_SUPPLIED RECORDS_:
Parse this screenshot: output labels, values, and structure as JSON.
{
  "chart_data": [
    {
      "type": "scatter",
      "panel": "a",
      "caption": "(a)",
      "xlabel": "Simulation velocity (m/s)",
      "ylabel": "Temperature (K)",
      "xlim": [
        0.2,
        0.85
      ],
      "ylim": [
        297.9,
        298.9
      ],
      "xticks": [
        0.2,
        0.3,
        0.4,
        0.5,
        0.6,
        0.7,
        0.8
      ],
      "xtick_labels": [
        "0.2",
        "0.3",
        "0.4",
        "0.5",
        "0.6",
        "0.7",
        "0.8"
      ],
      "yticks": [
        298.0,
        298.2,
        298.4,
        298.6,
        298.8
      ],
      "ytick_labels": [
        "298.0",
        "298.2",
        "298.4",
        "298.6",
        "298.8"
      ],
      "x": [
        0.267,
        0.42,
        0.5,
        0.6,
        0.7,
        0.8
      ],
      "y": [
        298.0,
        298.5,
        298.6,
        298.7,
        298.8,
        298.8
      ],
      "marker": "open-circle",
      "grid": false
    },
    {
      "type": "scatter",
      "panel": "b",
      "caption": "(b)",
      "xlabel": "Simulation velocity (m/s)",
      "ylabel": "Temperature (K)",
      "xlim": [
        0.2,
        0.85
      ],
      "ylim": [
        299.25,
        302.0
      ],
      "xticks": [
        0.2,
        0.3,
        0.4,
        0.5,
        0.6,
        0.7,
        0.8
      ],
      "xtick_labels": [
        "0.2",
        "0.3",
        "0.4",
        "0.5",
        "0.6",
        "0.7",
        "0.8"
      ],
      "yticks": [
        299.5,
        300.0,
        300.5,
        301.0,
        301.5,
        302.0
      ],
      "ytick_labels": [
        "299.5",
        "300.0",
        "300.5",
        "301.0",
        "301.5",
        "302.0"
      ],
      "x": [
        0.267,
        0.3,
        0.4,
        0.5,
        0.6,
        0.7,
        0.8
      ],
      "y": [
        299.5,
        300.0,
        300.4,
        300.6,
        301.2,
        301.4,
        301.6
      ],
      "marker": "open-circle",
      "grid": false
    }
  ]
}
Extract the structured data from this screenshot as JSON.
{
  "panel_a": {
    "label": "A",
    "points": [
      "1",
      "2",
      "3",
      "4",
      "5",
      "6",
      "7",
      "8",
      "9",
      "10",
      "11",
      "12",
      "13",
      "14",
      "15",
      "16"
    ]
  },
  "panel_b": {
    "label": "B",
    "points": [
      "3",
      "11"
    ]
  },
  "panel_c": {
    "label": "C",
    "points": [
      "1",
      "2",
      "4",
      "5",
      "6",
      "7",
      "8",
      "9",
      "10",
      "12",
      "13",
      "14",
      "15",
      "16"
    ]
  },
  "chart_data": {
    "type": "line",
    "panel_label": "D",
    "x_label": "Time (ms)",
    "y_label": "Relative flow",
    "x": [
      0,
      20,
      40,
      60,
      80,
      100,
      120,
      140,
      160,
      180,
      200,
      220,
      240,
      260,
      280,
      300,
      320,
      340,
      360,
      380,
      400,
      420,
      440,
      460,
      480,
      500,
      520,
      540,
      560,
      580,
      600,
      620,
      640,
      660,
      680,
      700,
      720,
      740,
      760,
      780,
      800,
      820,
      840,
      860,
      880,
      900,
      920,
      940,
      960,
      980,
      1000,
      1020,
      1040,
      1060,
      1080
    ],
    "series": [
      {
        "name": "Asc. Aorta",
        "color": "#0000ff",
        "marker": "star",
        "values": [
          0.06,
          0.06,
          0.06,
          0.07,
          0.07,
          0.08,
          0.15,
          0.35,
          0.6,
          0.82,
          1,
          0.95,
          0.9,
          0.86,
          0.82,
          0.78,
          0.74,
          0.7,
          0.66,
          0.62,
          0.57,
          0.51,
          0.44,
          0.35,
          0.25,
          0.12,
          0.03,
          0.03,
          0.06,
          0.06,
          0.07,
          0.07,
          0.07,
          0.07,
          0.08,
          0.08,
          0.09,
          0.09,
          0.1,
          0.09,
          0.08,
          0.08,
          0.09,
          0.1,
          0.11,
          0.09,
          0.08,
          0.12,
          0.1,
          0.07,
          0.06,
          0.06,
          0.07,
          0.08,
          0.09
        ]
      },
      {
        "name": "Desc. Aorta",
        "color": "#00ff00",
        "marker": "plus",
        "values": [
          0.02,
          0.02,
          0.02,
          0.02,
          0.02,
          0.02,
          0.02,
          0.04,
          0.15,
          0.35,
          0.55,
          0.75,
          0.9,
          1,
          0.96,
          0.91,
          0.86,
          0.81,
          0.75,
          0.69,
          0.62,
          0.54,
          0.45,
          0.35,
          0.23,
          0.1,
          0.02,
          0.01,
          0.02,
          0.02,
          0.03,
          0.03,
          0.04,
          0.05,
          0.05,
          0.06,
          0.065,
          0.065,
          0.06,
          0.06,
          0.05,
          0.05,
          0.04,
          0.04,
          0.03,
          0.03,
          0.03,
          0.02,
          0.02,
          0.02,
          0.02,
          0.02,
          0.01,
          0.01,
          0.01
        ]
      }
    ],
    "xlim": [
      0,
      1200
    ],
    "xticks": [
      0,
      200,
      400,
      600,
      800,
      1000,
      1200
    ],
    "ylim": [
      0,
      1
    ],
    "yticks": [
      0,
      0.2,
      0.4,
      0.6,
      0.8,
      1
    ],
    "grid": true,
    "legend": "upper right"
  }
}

_SET EXERCISE_: Quote the whole listing above, leaving nothing out.

_RESULT OF THIS TASK_:
Parse this screenshot: output labels, values, and structure as JSON.
{
  "chart_data": [
    {
      "type": "scatter",
      "panel": "a",
      "caption": "(a)",
      "xlabel": "Simulation velocity (m/s)",
      "ylabel": "Temperature (K)",
      "xlim": [
        0.2,
        0.85
      ],
      "ylim": [
        297.9,
        298.9
      ],
      "xticks": [
        0.2,
        0.3,
        0.4,
        0.5,
        0.6,
        0.7,
        0.8
      ],
      "xtick_labels": [
        "0.2",
        "0.3",
        "0.4",
        "0.5",
        "0.6",
        "0.7",
        "0.8"
      ],
      "yticks": [
        298.0,
        298.2,
        298.4,
        298.6,
        298.8
      ],
      "ytick_labels": [
        "298.0",
        "298.2",
        "298.4",
        "298.6",
        "298.8"
      ],
      "x": [
        0.267,
        0.42,
        0.5,
        0.6,
        0.7,
        0.8
      ],
      "y": [
        298.0,
        298.5,
        298.6,
        298.7,
        298.8,
        298.8
      ],
      "marker": "open-circle",
      "grid": false
    },
    {
      "type": "scatter",
      "panel": "b",
      "caption": "(b)",
      "xlabel": "Simulation velocity (m/s)",
      "ylabel": "Temperature (K)",
      "xlim": [
        0.2,
        0.85
      ],
      "ylim": [
        299.25,
        302.0
      ],
      "xticks": [
        0.2,
        0.3,
        0.4,
        0.5,
        0.6,
        0.7,
        0.8
      ],
      "xtick_labels": [
        "0.2",
        "0.3",
        "0.4",
        "0.5",
        "0.6",
        "0.7",
        "0.8"
      ],
      "yticks": [
        299.5,
        300.0,
        300.5,
        301.0,
        301.5,
        302.0
      ],
      "ytick_labels": [
        "299.5",
        "300.0",
        "300.5",
        "301.0",
        "301.5",
        "302.0"
      ],
      "x": [
        0.267,
        0.3,
        0.4,
        0.5,
        0.6,
        0.7,
        0.8
      ],
      "y": [
        299.5,
        300.0,
        300.4,
        300.6,
        301.2,
        301.4,
        301.6
      ],
      "marker": "open-circle",
      "grid": false
    }
  ]
}
Extract the structured data from this screenshot as JSON.
{
  "panel_a": {
    "label": "A",
    "points": [
      "1",
      "2",
      "3",
      "4",
      "5",
      "6",
      "7",
      "8",
      "9",
      "10",
      "11",
      "12",
      "13",
      "14",
      "15",
      "16"
    ]
  },
  "panel_b": {
    "label": "B",
    "points": [
      "3",
      "11"
    ]
  },
  "panel_c": {
    "label": "C",
    "points": [
      "1",
      "2",
      "4",
      "5",
      "6",
      "7",
      "8",
      "9",
      "10",
      "12",
      "13",
      "14",
      "15",
      "16"
    ]
  },
  "chart_data": {
    "type": "line",
    "panel_label": "D",
    "x_label": "Time (ms)",
    "y_label": "Relative flow",
    "x": [
      0,
      20,
      40,
      60,
      80,
      100,
      120,
      140,
      160,
      180,
      200,
      220,
      240,
      260,
      280,
      300,
      320,
      340,
      360,
      380,
      400,
      420,
      440,
      460,
      480,
      500,
      520,
      540,
      560,
      580,
      600,
      620,
      640,
      660,
      680,
      700,
      720,
      740,
      760,
      780,
      800,
      820,
      840,
      860,
      880,
      900,
      920,
      940,
      960,
      980,
      1000,
      1020,
      1040,
      1060,
      1080
    ],
    "series": [
      {
        "name": "Asc. Aorta",
        "color": "#0000ff",
        "marker": "star",
        "values": [
          0.06,
          0.06,
          0.06,
          0.07,
          0.07,
          0.08,
          0.15,
          0.35,
          0.6,
          0.82,
          1,
          0.95,
          0.9,
          0.86,
          0.82,
          0.78,
          0.74,
          0.7,
          0.66,
          0.62,
          0.57,
          0.51,
          0.44,
          0.35,
          0.25,
          0.12,
          0.03,
          0.03,
          0.06,
          0.06,
          0.07,
          0.07,
          0.07,
          0.07,
          0.08,
          0.08,
          0.09,
          0.09,
          0.1,
          0.09,
          0.08,
          0.08,
          0.09,
          0.1,
          0.11,
          0.09,
          0.08,
          0.12,
          0.1,
          0.07,
          0.06,
          0.06,
          0.07,
          0.08,
          0.09
        ]
      },
      {
        "name": "Desc. Aorta",
        "color": "#00ff00",
        "marker": "plus",
        "values": [
          0.02,
          0.02,
          0.02,
          0.02,
          0.02,
          0.02,
          0.02,
          0.04,
          0.15,
          0.35,
          0.55,
          0.75,
          0.9,
          1,
          0.96,
          0.91,
          0.86,
          0.81,
          0.75,
          0.69,
          0.62,
          0.54,
          0.45,
          0.35,
          0.23,
          0.1,
          0.02,
          0.01,
          0.02,
          0.02,
          0.03,
          0.03,
          0.04,
          0.05,
          0.05,
          0.06,
          0.065,
          0.065,
          0.06,
          0.06,
          0.05,
          0.05,
          0.04,
          0.04,
          0.03,
          0.03,
          0.03,
          0.02,
          0.02,
          0.02,
          0.02,
          0.02,
          0.01,
          0.01,
          0.01
        ]
      }
    ],
    "xlim": [
      0,
      1200
    ],
    "xticks": [
      0,
      200,
      400,
      600,
      800,
      1000,
      1200
    ],
    "ylim": [
      0,
      1
    ],
    "yticks": [
      0,
      0.2,
      0.4,
      0.6,
      0.8,
      1
    ],
    "grid": true,
    "legend": "upper right"
  }
}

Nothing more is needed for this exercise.